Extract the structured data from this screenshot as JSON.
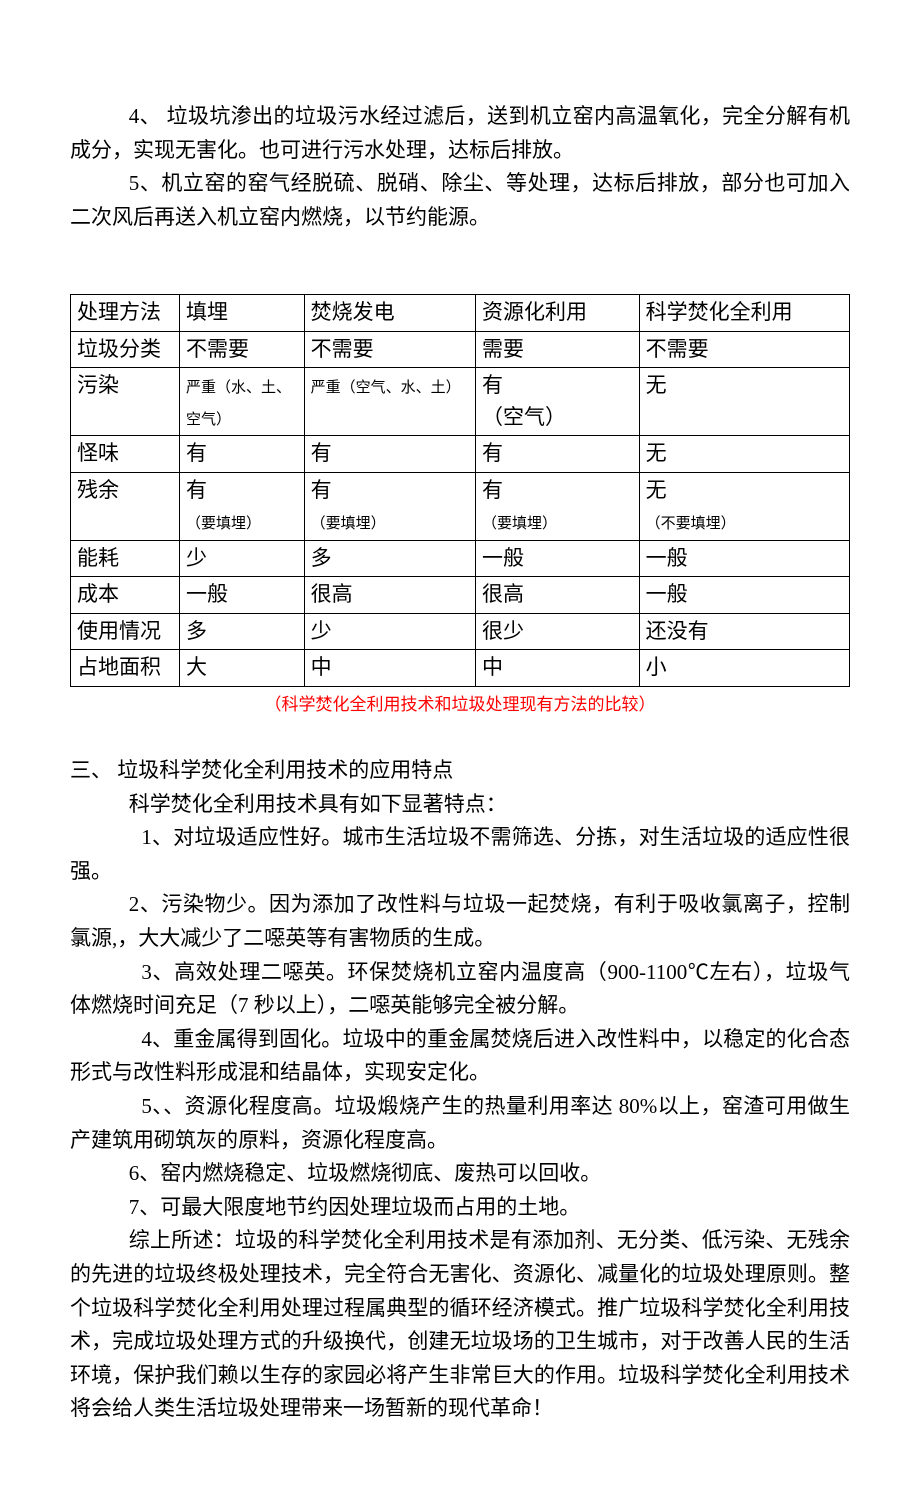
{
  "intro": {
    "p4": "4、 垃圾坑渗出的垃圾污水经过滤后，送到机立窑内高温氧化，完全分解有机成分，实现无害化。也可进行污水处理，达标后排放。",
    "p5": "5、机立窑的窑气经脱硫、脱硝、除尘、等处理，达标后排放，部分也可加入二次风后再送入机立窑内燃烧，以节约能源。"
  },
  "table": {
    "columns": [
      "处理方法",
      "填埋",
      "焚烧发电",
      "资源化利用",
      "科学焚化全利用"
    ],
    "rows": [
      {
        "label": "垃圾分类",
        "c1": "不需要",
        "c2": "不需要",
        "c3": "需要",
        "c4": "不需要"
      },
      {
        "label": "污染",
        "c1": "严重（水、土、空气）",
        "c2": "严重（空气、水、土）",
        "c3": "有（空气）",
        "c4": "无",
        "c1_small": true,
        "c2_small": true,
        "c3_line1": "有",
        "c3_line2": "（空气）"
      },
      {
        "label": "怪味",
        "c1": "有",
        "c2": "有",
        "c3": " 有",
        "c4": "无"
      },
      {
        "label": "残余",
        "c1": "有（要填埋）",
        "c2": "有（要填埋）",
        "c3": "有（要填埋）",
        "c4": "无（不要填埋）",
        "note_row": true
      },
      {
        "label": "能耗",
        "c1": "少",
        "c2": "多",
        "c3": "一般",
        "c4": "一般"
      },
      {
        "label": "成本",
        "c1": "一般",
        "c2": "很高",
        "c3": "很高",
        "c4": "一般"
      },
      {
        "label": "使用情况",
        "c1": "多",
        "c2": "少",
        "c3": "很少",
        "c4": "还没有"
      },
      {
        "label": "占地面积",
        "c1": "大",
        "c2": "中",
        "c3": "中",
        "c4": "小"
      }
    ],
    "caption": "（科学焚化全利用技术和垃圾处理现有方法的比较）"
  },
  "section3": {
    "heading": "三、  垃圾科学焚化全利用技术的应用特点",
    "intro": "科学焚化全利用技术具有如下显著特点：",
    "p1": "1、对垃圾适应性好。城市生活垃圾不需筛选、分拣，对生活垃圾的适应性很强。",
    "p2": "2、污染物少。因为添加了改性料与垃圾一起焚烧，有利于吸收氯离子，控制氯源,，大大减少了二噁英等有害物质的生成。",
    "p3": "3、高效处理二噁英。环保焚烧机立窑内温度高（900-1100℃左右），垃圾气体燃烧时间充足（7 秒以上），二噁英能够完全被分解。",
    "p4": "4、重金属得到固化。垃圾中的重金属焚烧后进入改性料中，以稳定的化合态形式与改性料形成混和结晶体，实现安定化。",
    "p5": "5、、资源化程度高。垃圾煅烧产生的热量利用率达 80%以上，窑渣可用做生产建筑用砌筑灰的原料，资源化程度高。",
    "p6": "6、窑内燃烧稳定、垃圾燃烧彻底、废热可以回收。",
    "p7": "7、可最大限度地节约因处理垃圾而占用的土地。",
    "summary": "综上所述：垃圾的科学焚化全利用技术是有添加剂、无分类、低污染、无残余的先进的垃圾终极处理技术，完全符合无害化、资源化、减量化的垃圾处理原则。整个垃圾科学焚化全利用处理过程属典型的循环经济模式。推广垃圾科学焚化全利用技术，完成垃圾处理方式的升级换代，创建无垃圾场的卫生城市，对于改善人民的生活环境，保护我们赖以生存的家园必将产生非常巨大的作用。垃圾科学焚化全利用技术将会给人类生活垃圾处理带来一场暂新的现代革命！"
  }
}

━━━━━━━━━━━━━━━━━━━━━━━━━━━━━━

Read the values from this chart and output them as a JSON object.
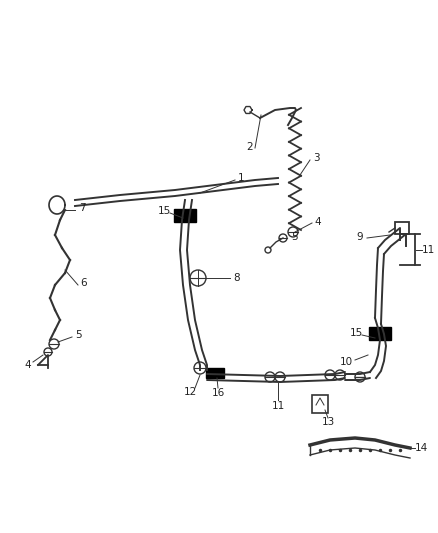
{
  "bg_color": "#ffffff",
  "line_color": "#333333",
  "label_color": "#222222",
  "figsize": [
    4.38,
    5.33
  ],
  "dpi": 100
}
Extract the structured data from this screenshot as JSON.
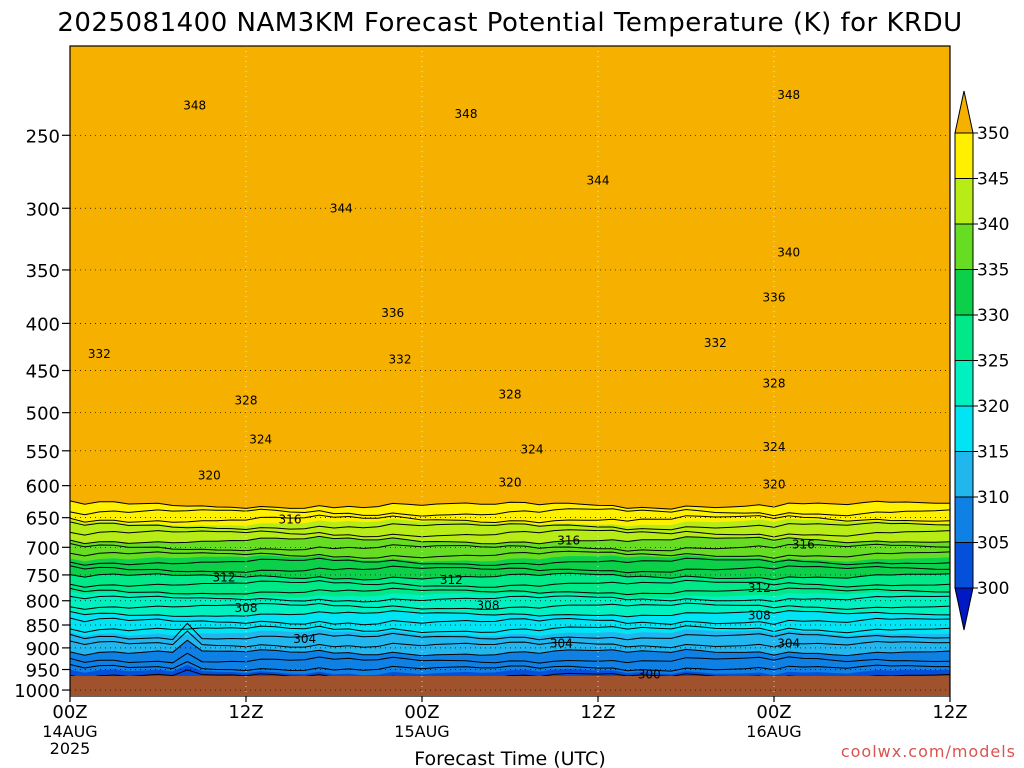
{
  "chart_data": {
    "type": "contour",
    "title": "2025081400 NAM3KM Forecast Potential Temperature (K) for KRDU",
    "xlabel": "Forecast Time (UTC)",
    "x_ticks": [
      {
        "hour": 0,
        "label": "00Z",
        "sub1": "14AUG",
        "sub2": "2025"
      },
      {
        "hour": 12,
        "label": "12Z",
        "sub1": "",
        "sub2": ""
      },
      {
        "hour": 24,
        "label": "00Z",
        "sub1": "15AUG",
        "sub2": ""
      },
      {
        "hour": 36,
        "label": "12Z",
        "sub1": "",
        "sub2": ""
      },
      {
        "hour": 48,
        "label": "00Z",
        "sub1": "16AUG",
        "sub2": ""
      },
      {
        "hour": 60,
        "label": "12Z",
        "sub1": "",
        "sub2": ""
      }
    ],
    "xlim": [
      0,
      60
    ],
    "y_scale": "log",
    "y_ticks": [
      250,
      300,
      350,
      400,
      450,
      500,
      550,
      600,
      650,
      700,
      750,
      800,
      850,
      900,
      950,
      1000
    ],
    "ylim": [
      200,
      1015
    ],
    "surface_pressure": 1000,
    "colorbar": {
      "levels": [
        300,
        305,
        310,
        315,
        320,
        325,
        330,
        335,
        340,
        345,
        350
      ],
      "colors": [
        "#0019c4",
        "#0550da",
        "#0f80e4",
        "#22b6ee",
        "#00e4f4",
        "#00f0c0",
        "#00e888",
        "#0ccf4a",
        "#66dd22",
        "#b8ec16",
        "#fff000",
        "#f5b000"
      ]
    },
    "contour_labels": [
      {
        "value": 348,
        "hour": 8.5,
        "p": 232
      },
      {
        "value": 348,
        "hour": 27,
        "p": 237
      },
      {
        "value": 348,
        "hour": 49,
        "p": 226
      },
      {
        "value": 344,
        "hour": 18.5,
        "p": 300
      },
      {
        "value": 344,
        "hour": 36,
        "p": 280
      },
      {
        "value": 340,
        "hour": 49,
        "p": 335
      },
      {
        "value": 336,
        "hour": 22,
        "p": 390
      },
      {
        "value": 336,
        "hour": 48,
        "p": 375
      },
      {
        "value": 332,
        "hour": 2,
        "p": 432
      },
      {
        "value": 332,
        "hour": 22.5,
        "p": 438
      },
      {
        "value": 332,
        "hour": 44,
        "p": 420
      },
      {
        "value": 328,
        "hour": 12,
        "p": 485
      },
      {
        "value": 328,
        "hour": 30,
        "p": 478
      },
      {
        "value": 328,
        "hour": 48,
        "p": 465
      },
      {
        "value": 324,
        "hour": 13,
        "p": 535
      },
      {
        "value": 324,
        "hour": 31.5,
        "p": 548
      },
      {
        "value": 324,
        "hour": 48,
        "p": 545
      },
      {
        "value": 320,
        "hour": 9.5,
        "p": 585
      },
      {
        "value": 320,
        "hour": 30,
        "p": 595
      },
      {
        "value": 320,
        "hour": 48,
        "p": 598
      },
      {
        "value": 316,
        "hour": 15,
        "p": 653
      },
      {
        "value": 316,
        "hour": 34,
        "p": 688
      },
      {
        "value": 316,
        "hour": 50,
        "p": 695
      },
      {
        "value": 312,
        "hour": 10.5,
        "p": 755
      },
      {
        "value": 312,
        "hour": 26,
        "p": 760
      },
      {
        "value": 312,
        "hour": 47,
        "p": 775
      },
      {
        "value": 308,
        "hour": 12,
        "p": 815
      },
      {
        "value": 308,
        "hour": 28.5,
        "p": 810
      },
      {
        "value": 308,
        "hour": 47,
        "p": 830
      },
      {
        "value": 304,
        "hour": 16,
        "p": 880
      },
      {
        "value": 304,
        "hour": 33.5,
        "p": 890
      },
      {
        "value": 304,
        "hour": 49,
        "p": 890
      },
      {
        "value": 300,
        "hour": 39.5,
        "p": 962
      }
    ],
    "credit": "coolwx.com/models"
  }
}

━━━━━━━━━━━━━━━━━━━━━━━━━━━━━━

Task instructions: Tally the lines of the preceding listing in which the word "达标后排放" appears; state nothing but the total.

Answer below: 2